Records for this task section start
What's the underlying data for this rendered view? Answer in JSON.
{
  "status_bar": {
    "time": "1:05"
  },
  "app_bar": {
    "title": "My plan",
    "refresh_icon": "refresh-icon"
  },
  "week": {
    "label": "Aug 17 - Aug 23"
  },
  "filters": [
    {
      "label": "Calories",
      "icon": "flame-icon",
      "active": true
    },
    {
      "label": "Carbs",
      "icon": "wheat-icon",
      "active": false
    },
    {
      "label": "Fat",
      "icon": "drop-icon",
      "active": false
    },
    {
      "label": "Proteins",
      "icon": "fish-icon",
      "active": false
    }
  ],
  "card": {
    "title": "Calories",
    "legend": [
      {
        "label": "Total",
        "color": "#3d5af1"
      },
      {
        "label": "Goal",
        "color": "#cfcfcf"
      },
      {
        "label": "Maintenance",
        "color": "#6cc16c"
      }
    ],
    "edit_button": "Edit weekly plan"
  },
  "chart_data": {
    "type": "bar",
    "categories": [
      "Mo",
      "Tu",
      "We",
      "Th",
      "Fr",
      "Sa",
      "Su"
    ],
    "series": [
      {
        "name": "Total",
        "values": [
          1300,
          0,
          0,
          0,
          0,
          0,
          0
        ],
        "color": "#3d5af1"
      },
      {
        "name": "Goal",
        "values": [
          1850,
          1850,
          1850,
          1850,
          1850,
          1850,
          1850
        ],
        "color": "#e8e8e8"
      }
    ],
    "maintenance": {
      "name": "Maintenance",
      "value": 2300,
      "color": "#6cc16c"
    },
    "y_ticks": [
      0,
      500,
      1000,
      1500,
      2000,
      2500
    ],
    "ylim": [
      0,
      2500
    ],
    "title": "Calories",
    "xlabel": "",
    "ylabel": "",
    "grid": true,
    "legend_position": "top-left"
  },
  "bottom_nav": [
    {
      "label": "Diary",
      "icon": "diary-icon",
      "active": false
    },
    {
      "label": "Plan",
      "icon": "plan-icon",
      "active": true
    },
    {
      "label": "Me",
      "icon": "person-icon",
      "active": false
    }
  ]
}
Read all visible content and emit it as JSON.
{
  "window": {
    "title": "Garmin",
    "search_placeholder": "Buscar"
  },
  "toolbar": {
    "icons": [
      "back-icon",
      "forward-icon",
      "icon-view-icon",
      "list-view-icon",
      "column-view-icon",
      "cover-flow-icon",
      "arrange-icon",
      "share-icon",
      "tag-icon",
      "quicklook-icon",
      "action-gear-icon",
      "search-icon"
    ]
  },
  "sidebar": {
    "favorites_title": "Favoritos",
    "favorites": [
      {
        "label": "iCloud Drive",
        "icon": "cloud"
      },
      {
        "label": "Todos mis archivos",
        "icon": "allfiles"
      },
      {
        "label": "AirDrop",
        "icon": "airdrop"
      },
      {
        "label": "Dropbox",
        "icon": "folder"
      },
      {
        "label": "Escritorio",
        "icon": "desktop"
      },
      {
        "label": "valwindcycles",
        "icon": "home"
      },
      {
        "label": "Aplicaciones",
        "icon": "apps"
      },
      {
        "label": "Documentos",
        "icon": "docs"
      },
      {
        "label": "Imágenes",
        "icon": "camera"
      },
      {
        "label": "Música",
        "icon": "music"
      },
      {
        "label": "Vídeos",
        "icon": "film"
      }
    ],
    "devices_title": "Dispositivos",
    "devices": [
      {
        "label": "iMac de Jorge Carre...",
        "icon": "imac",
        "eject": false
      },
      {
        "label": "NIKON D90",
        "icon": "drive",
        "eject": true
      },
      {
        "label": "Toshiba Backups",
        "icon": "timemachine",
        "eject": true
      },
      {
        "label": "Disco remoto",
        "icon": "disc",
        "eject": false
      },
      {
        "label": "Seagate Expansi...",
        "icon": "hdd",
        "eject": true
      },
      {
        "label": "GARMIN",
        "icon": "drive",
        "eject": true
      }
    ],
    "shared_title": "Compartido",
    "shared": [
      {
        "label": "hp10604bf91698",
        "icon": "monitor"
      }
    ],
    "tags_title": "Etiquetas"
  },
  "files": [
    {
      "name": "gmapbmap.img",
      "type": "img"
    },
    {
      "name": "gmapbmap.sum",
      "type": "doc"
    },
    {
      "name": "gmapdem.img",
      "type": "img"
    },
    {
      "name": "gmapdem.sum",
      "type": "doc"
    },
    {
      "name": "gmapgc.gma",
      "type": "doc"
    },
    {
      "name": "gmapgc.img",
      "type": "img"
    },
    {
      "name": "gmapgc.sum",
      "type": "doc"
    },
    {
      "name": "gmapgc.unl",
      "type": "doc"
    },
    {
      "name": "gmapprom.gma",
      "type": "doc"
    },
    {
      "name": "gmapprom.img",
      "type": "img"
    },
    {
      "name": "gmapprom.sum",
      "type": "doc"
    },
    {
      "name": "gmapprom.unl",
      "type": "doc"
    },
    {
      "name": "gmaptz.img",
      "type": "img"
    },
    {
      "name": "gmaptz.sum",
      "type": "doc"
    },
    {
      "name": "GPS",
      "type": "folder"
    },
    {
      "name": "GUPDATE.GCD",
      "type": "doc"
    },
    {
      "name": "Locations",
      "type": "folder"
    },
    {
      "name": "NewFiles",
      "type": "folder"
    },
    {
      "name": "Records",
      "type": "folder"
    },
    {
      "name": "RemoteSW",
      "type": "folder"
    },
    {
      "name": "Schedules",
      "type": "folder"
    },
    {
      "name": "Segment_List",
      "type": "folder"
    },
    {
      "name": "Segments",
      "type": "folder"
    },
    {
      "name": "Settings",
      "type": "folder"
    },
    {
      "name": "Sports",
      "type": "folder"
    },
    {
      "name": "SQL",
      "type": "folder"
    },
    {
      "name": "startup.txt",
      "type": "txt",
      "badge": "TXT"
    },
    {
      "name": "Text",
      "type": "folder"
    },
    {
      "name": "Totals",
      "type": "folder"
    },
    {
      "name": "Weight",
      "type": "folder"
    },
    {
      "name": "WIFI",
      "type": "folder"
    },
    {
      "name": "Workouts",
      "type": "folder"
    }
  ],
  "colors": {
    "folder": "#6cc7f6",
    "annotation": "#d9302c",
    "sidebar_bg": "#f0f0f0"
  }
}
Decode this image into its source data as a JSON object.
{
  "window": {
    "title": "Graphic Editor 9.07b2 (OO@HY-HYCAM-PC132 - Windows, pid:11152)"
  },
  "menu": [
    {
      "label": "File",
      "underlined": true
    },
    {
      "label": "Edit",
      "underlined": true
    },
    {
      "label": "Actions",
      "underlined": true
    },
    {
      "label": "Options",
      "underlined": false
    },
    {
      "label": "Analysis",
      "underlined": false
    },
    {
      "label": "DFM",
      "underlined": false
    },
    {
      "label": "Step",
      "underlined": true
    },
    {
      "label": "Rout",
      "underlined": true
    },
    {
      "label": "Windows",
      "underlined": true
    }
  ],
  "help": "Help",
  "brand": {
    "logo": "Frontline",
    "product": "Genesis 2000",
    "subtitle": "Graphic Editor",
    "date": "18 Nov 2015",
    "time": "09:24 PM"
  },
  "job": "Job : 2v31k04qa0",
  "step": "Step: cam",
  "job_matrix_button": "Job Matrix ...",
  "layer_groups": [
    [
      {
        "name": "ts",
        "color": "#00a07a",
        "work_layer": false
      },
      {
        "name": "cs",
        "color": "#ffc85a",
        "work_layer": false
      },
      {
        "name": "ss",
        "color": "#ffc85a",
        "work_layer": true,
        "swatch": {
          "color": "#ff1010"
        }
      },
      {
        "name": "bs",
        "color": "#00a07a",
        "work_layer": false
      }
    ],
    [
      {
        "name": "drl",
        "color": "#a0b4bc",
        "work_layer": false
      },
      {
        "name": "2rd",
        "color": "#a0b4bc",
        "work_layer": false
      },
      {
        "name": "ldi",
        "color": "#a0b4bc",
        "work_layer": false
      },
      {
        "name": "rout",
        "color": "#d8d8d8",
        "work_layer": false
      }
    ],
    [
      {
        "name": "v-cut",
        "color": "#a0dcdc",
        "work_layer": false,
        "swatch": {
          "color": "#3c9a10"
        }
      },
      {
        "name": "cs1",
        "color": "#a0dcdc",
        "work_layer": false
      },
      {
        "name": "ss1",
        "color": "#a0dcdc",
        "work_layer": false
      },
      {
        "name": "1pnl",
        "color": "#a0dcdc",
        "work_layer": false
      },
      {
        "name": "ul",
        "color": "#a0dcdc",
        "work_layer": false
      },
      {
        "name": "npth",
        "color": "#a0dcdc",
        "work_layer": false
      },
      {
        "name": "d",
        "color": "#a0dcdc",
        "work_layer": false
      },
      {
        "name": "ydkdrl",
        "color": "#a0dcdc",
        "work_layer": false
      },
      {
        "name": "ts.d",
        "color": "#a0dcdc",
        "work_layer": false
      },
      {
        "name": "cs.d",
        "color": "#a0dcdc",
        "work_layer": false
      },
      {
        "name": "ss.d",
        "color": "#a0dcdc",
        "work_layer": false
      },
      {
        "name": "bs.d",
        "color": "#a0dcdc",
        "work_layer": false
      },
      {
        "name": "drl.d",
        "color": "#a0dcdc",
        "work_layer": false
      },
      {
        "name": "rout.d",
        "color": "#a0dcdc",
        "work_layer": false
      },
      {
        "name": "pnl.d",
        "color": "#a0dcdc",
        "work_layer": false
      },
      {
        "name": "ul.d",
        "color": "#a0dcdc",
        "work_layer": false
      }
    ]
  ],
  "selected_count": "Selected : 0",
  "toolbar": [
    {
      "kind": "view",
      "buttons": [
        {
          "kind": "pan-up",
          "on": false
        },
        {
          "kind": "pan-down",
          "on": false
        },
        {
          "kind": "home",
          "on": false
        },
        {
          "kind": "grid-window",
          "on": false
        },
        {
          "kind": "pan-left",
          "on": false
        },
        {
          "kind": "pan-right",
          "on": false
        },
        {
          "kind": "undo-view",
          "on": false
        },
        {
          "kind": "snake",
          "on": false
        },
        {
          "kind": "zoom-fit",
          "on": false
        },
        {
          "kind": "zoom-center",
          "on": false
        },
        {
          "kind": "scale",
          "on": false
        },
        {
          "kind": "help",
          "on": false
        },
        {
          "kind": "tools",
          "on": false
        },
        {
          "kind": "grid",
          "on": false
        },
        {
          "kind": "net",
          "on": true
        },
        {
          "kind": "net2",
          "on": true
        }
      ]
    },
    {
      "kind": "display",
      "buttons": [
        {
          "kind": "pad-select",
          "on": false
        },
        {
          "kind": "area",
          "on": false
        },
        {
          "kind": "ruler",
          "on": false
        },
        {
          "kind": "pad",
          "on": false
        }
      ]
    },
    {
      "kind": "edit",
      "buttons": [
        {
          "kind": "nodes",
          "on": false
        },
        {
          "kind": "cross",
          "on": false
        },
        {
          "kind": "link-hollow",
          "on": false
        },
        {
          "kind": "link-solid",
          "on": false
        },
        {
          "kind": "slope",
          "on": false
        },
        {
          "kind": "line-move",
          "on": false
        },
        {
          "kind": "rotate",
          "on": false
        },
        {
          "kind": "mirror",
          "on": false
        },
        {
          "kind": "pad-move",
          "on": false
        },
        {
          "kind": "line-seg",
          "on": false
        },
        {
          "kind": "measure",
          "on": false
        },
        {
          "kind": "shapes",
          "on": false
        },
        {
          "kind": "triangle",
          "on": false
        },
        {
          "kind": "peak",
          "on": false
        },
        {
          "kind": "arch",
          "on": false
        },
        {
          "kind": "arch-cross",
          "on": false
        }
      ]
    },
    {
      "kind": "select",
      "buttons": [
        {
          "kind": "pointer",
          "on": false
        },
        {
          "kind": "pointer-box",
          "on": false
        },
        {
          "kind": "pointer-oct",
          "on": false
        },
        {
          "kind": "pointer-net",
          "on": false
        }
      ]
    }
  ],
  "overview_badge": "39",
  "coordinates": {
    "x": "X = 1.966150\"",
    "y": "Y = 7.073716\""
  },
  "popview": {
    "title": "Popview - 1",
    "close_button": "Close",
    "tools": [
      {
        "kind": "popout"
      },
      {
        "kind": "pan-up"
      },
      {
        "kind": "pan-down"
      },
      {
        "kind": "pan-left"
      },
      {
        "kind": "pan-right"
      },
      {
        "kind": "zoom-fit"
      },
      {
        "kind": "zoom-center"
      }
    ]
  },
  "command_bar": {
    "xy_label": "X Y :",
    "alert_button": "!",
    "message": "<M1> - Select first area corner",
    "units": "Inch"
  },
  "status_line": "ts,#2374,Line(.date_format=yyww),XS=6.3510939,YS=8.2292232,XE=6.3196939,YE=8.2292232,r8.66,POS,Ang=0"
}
Records for this task section end
Go through the entries and filter for lines holding the word "area"; copy each match.

Result:
          "kind": "area",
    "message": "<M1> - Select first area corner",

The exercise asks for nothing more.